TASKS:
A) Write out the passage of the ElementKind enum page starting at "Runtime tag for" and ending at "any baracuda kernel.".
B) Lay out the records as a two-column CSV with the columns "description" and "locations". Start at the beginning of the records and end at the line containing "The current driver and", using one row per record, putting each field in quotation marks, turning line breaks into spaces, and leaving out the pictures.

QUOTED PASSAGE:
Enum ElementKind

Source

pub enum ElementKind {
Show 17 variants    F16,
    Bf16,
    F32,
    F32Strict,
    F64,
    S8,
    U8,
    I32,
    I64,
    Bool,
    Fp8E4M3,
    Fp8E5M2,
    S4,
    U4,
    Bin,
    Complex32,
    Complex64,
}

Expand description

Runtime tag for an Element or IntElement.

Unified across the float and integer kernel families so that a single kernel-SKU descriptor can describe any baracuda kernel.

Variants§

§

F16

IEEE 754 binary16.

§

Bf16

Brain-float 16.

§

F32

IEEE 754 binary32 inputs reduced through TF32 tensor cores (10-bit mantissa). Maps to the f32 Rust type.

DATA FOR THIS EXERCISE:

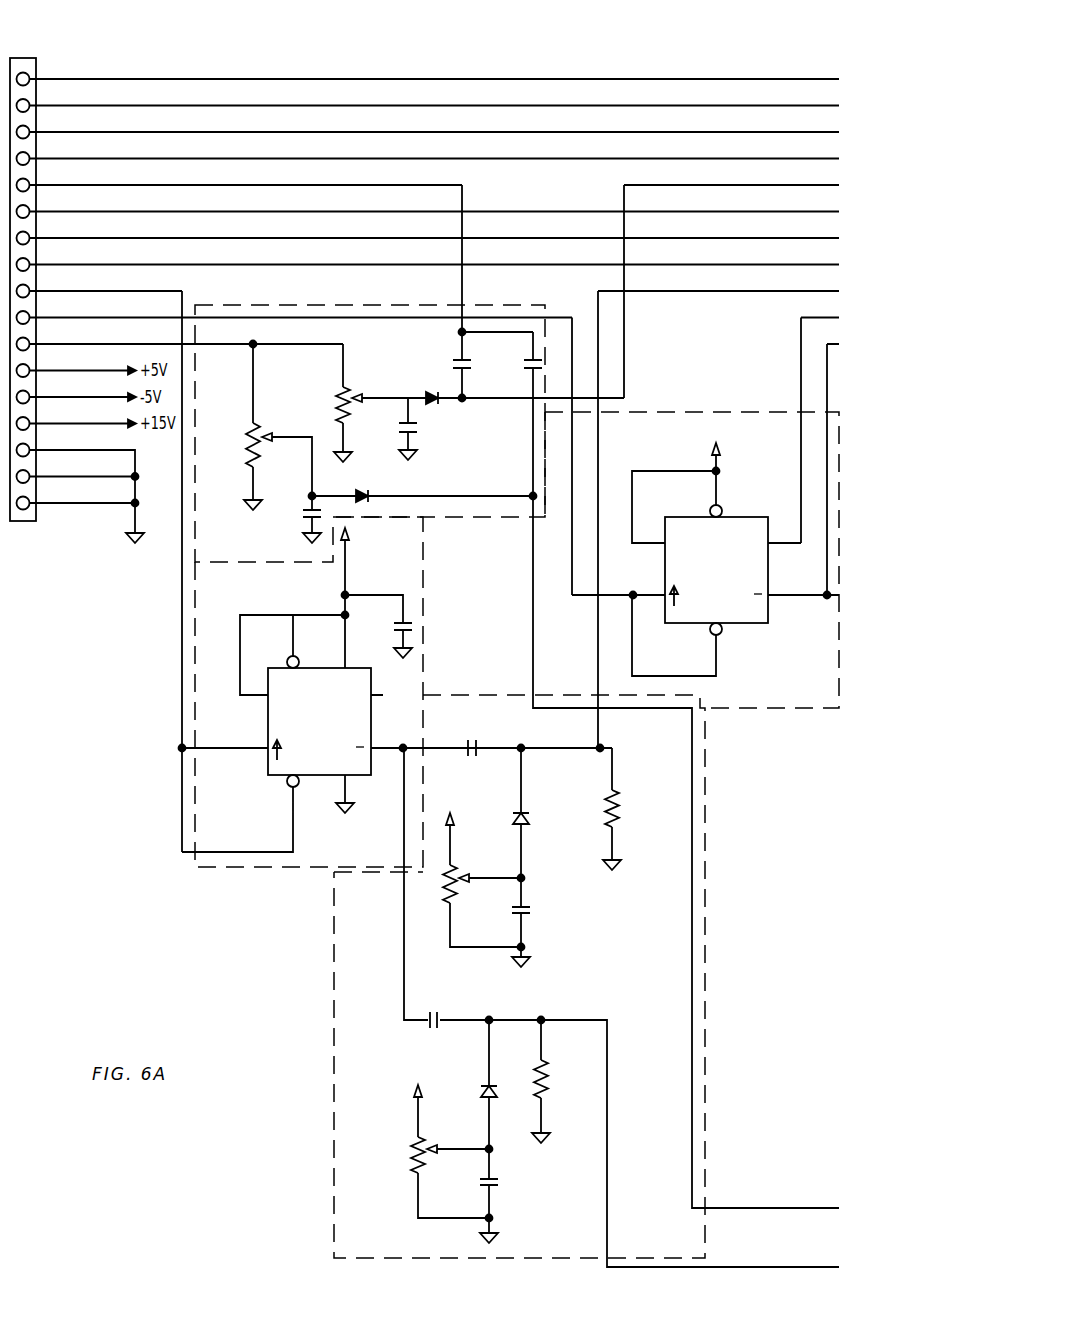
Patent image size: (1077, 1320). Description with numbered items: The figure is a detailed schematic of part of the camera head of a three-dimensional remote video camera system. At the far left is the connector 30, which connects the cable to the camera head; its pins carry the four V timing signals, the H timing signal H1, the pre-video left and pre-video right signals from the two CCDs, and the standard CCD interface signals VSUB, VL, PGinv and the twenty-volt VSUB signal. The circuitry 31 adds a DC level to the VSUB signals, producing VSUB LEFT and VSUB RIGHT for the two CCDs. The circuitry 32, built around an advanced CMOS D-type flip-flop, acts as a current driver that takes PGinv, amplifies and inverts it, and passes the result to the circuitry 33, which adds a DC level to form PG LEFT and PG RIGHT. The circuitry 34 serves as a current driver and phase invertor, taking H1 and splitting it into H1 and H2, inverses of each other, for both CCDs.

The connector 30 is at (22, 57).
The DC level adding circuitry 31 is at (205, 306).
The current driver circuitry 32 is at (192, 702).
The DC level adding circuitry 33 is at (330, 1170).
The current driver and phase invertor circuitry 34 is at (770, 712).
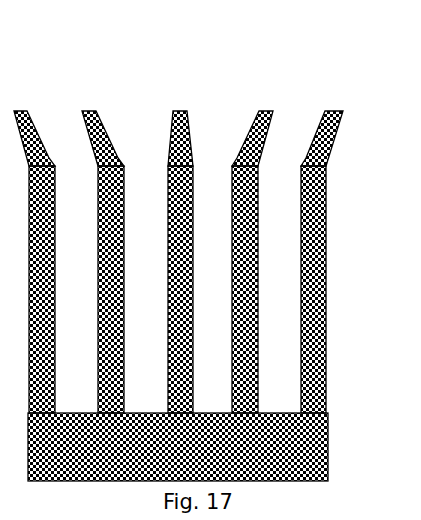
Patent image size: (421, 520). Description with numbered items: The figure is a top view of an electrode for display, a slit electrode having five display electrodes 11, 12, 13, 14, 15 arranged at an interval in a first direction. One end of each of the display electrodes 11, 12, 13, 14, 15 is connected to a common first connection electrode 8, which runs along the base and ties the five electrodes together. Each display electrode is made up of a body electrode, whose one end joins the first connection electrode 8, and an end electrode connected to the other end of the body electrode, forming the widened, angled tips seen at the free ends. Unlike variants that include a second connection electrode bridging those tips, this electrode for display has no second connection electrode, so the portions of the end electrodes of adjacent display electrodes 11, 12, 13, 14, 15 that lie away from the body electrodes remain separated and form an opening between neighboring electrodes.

The first connection electrode 8 is at (330, 448).
The display electrode 11 is at (181, 122).
The display electrode 12 is at (262, 122).
The display electrode 13 is at (96, 122).
The display electrode 14 is at (331, 122).
The display electrode 15 is at (29, 122).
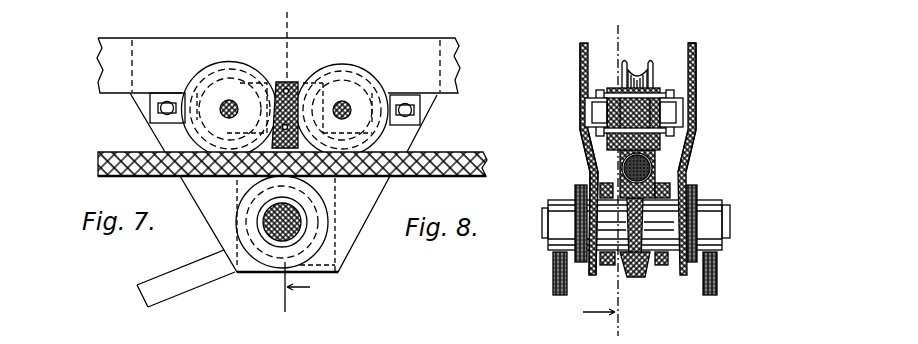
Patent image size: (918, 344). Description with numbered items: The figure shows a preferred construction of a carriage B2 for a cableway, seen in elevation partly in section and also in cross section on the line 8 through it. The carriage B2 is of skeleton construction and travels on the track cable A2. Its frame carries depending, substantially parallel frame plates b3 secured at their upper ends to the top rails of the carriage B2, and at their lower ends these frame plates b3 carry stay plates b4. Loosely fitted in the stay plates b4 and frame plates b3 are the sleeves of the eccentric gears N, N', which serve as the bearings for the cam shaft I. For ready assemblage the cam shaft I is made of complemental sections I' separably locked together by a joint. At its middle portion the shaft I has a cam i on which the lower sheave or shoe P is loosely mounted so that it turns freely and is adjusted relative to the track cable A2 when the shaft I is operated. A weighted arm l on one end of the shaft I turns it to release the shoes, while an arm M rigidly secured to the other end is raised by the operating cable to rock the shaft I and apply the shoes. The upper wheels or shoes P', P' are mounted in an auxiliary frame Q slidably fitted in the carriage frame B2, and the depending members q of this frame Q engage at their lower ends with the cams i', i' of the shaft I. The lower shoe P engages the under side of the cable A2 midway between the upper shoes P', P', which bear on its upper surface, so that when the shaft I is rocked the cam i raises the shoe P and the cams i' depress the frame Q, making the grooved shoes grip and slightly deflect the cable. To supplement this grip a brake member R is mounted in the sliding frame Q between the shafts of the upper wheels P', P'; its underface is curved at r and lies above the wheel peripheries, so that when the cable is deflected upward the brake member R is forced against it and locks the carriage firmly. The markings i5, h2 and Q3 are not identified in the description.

In FIG. 7, the carriage B2 is at (452, 62).
In FIG. 8, the carriage B2 is at (585, 43).
In FIG. 7, the frame plates b3 is at (416, 140).
In FIG. 8, the frame plates b3 is at (582, 103).
In FIG. 7, the upper wheels P' is at (278, 101).
In FIG. 7, the brake member R is at (291, 81).
In FIG. 8, the brake member R is at (630, 128).
In FIG. 7, the track cable A2 is at (460, 153).
In FIG. 8, the track cable A2 is at (578, 148).
In FIG. 7, the section line 8— 8 is at (284, 160).
In FIG. 7, the lower wheel P is at (306, 222).
In FIG. 8, the lower wheel P is at (621, 230).
In FIG. 7, the cam i is at (265, 251).
In FIG. 8, the cam i is at (635, 245).
In FIG. 7, the cam shaft I is at (229, 225).
In FIG. 8, the cam shaft I is at (650, 225).
In FIG. 7, the curved underface r is at (237, 182).
In FIG. 8, the curved underface r is at (643, 118).
In FIG. 7, the cams i' is at (326, 241).
In FIG. 8, the cams i' is at (637, 201).
In FIG. 8, the sleeve i5 is at (665, 222).
In FIG. 8, the eccentric gear N is at (563, 214).
In FIG. 8, the eccentric gear N' is at (714, 206).
In FIG. 8, the arm M is at (553, 282).
In FIG. 8, the weighted arm l is at (713, 273).
In FIG. 8, the complemental sections I' is at (613, 289).
In FIG. 8, the depending members q is at (581, 142).
In FIG. 8, the stay plates b4 is at (590, 170).
In FIG. 8, the auxiliary frame Q is at (692, 43).
In FIG. 8, the arm h2 is at (507, 8).
In FIG. 8, the plate Q3 is at (690, 331).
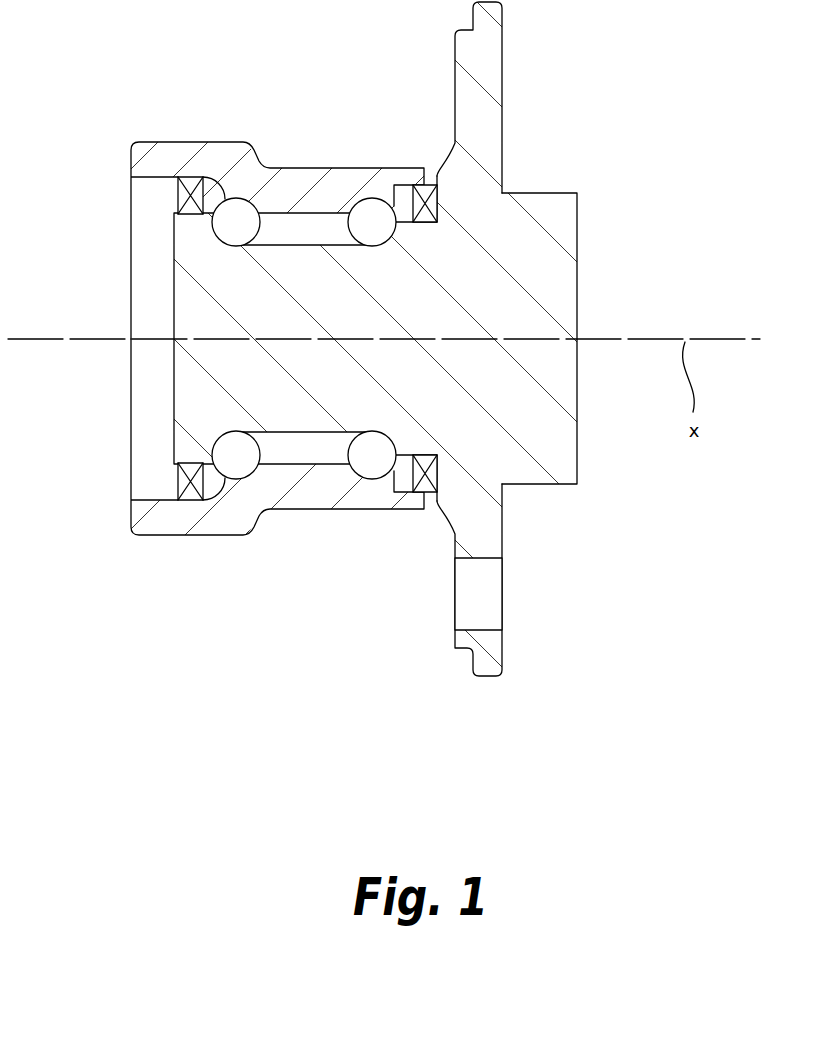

RESULTS OF THE EXERCISE:
A)
Runtime tag for an Element or IntElement.

Unified across the float and integer kernel families so that a single kernel-SKU descriptor can describe any baracuda kernel.

B)
description,locations
"Patent image size: (1077, 1320). Description with numbered items: The figure is a detailed schematic of part of the camera head of a three-dimensional remote video camera system. At the far left is the connector 30, which connects the cable to the camera head; its pins carry the four V timing signals, the H timing signal H1, the pre-video left and pre-video right signals from the two CCDs, and the standard CCD interface signals VSUB, VL, PGinv and the twenty-volt VSUB signal. The circuitry 31 adds a DC level to the VSUB signals, producing VSUB LEFT and VSUB RIGHT for the two CCDs. The circuitry 32, built around an advanced CMOS D-type flip-flop, acts as a current driver that takes PGinv, amplifies and inverts it, and passes the result to the circuitry 33, which adds a DC level to form PG LEFT and PG RIGHT. The circuitry 34 serves as a current driver and phase invertor, taking H1 and splitting it into H1 and H2, inverses of each other, for both CCDs.","The connector 30 is at (22, 57). The DC level adding circuitry 31 is at (205, 306). The current driver circuitry 32 is at (192, 702). The DC level adding circuitry 33 is at (330, 1170). The current driver and phase invertor circuitry 34 is at (770, 712)."